### [Goal of the exercise]
Each entry here needs to be set down again exactly, please; pictures are left out.

□ □ □ □ □

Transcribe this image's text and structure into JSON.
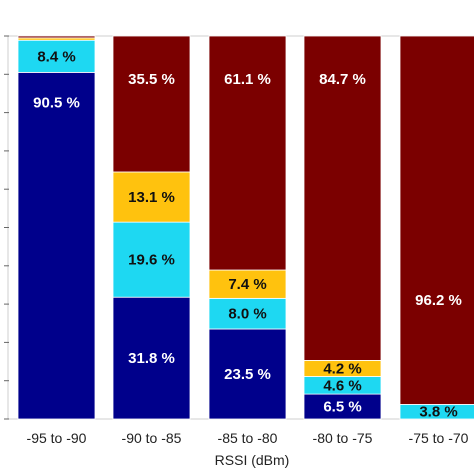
{
  "chart_data": {
    "type": "bar",
    "stacked": true,
    "xlabel": "RSSI (dBm)",
    "ylabel": "",
    "ylim": [
      0,
      100
    ],
    "categories": [
      "-95 to -90",
      "-90 to -85",
      "-85 to -80",
      "-80 to -75",
      "-75 to -70"
    ],
    "series": [
      {
        "color": "#00008b",
        "values": [
          90.5,
          31.8,
          23.5,
          6.5,
          0.0
        ]
      },
      {
        "color": "#1ed8f2",
        "values": [
          8.4,
          19.6,
          8.0,
          4.6,
          3.8
        ]
      },
      {
        "color": "#ffc20e",
        "values": [
          0.6,
          13.1,
          7.4,
          4.2,
          0.0
        ]
      },
      {
        "color": "#7b0000",
        "values": [
          0.5,
          35.5,
          61.1,
          84.7,
          96.2
        ]
      }
    ],
    "data_labels": [
      [
        "90.5 %",
        "8.4 %",
        "",
        ""
      ],
      [
        "31.8 %",
        "19.6 %",
        "13.1 %",
        "35.5 %"
      ],
      [
        "23.5 %",
        "8.0 %",
        "7.4 %",
        "61.1 %"
      ],
      [
        "6.5 %",
        "4.6 %",
        "4.2 %",
        "84.7 %"
      ],
      [
        "",
        "3.8 %",
        "",
        "96.2 %"
      ]
    ],
    "grid": false,
    "legend": "none"
  }
}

□ □ □ □ □

### [Full response]
Transcribe this image's text and structure into JSON.
{
  "chart_data": {
    "type": "bar",
    "stacked": true,
    "xlabel": "RSSI (dBm)",
    "ylabel": "",
    "ylim": [
      0,
      100
    ],
    "categories": [
      "-95 to -90",
      "-90 to -85",
      "-85 to -80",
      "-80 to -75",
      "-75 to -70"
    ],
    "series": [
      {
        "color": "#00008b",
        "values": [
          90.5,
          31.8,
          23.5,
          6.5,
          0.0
        ]
      },
      {
        "color": "#1ed8f2",
        "values": [
          8.4,
          19.6,
          8.0,
          4.6,
          3.8
        ]
      },
      {
        "color": "#ffc20e",
        "values": [
          0.6,
          13.1,
          7.4,
          4.2,
          0.0
        ]
      },
      {
        "color": "#7b0000",
        "values": [
          0.5,
          35.5,
          61.1,
          84.7,
          96.2
        ]
      }
    ],
    "data_labels": [
      [
        "90.5 %",
        "8.4 %",
        "",
        ""
      ],
      [
        "31.8 %",
        "19.6 %",
        "13.1 %",
        "35.5 %"
      ],
      [
        "23.5 %",
        "8.0 %",
        "7.4 %",
        "61.1 %"
      ],
      [
        "6.5 %",
        "4.6 %",
        "4.2 %",
        "84.7 %"
      ],
      [
        "",
        "3.8 %",
        "",
        "96.2 %"
      ]
    ],
    "grid": false,
    "legend": "none"
  }
}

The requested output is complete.